— BRIEF —
The exercise asks for every line of the data to be reproduced exactly.

Data records:

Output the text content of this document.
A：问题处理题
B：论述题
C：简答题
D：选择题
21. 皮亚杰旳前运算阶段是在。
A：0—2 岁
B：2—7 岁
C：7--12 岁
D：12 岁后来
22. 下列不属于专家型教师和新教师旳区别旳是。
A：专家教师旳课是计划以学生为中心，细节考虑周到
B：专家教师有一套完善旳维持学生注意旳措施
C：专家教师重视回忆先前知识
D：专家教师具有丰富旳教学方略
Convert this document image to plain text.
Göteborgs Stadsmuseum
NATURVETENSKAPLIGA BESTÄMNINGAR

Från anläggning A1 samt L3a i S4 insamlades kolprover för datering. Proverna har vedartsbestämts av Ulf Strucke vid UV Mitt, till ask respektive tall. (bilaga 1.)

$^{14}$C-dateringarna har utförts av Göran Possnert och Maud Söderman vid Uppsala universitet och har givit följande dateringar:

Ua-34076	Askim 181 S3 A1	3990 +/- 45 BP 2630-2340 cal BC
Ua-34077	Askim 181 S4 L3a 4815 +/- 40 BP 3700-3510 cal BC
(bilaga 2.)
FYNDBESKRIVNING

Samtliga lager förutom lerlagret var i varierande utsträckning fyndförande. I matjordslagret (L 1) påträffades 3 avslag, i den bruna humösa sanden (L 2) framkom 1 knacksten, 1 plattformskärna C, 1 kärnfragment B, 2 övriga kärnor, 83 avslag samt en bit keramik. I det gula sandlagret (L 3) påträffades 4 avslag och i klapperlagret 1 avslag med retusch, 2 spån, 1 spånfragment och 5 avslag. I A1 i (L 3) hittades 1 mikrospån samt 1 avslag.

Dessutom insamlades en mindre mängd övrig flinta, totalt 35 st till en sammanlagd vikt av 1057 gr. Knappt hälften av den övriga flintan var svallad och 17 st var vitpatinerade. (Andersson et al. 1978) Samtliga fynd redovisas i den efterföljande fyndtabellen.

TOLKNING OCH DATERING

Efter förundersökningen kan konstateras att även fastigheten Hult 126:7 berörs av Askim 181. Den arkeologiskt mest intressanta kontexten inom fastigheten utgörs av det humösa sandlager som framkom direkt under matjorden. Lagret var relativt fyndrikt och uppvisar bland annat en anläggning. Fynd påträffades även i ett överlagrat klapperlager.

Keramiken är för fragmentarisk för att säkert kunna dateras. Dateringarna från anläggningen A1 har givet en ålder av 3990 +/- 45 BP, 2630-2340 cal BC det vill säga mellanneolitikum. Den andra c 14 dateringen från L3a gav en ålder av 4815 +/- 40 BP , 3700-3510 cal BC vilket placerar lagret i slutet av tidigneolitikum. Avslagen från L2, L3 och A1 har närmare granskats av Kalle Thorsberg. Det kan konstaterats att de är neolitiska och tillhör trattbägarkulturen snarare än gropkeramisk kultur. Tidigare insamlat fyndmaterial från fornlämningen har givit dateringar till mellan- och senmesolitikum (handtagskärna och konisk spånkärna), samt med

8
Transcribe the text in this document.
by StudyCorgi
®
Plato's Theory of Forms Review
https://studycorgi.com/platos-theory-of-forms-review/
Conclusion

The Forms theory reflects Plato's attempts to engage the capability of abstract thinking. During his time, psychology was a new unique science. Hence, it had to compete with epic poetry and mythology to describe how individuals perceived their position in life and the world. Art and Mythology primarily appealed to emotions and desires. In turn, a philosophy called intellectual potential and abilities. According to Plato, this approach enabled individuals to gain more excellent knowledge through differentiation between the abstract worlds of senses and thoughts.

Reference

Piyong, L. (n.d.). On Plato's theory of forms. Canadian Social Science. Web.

— SOLUTION BELOW —
Output the text content of this document.
A：问题处理题
B：论述题
C：简答题
D：选择题
21. 皮亚杰旳前运算阶段是在。
A：0—2 岁
B：2—7 岁
C：7--12 岁
D：12 岁后来
22. 下列不属于专家型教师和新教师旳区别旳是。
A：专家教师旳课是计划以学生为中心，细节考虑周到
B：专家教师有一套完善旳维持学生注意旳措施
C：专家教师重视回忆先前知识
D：专家教师具有丰富旳教学方略
Convert this document image to plain text.
Göteborgs Stadsmuseum
NATURVETENSKAPLIGA BESTÄMNINGAR

Från anläggning A1 samt L3a i S4 insamlades kolprover för datering. Proverna har vedartsbestämts av Ulf Strucke vid UV Mitt, till ask respektive tall. (bilaga 1.)

$^{14}$C-dateringarna har utförts av Göran Possnert och Maud Söderman vid Uppsala universitet och har givit följande dateringar:

Ua-34076	Askim 181 S3 A1	3990 +/- 45 BP 2630-2340 cal BC
Ua-34077	Askim 181 S4 L3a 4815 +/- 40 BP 3700-3510 cal BC
(bilaga 2.)
FYNDBESKRIVNING

Samtliga lager förutom lerlagret var i varierande utsträckning fyndförande. I matjordslagret (L 1) påträffades 3 avslag, i den bruna humösa sanden (L 2) framkom 1 knacksten, 1 plattformskärna C, 1 kärnfragment B, 2 övriga kärnor, 83 avslag samt en bit keramik. I det gula sandlagret (L 3) påträffades 4 avslag och i klapperlagret 1 avslag med retusch, 2 spån, 1 spånfragment och 5 avslag. I A1 i (L 3) hittades 1 mikrospån samt 1 avslag.

Dessutom insamlades en mindre mängd övrig flinta, totalt 35 st till en sammanlagd vikt av 1057 gr. Knappt hälften av den övriga flintan var svallad och 17 st var vitpatinerade. (Andersson et al. 1978) Samtliga fynd redovisas i den efterföljande fyndtabellen.

TOLKNING OCH DATERING

Efter förundersökningen kan konstateras att även fastigheten Hult 126:7 berörs av Askim 181. Den arkeologiskt mest intressanta kontexten inom fastigheten utgörs av det humösa sandlager som framkom direkt under matjorden. Lagret var relativt fyndrikt och uppvisar bland annat en anläggning. Fynd påträffades även i ett överlagrat klapperlager.

Keramiken är för fragmentarisk för att säkert kunna dateras. Dateringarna från anläggningen A1 har givet en ålder av 3990 +/- 45 BP, 2630-2340 cal BC det vill säga mellanneolitikum. Den andra c 14 dateringen från L3a gav en ålder av 4815 +/- 40 BP , 3700-3510 cal BC vilket placerar lagret i slutet av tidigneolitikum. Avslagen från L2, L3 och A1 har närmare granskats av Kalle Thorsberg. Det kan konstaterats att de är neolitiska och tillhör trattbägarkulturen snarare än gropkeramisk kultur. Tidigare insamlat fyndmaterial från fornlämningen har givit dateringar till mellan- och senmesolitikum (handtagskärna och konisk spånkärna), samt med

8
Transcribe the text in this document.
by StudyCorgi
®
Plato's Theory of Forms Review
https://studycorgi.com/platos-theory-of-forms-review/
Conclusion

The Forms theory reflects Plato's attempts to engage the capability of abstract thinking. During his time, psychology was a new unique science. Hence, it had to compete with epic poetry and mythology to describe how individuals perceived their position in life and the world. Art and Mythology primarily appealed to emotions and desires. In turn, a philosophy called intellectual potential and abilities. According to Plato, this approach enabled individuals to gain more excellent knowledge through differentiation between the abstract worlds of senses and thoughts.

Reference

Piyong, L. (n.d.). On Plato's theory of forms. Canadian Social Science. Web.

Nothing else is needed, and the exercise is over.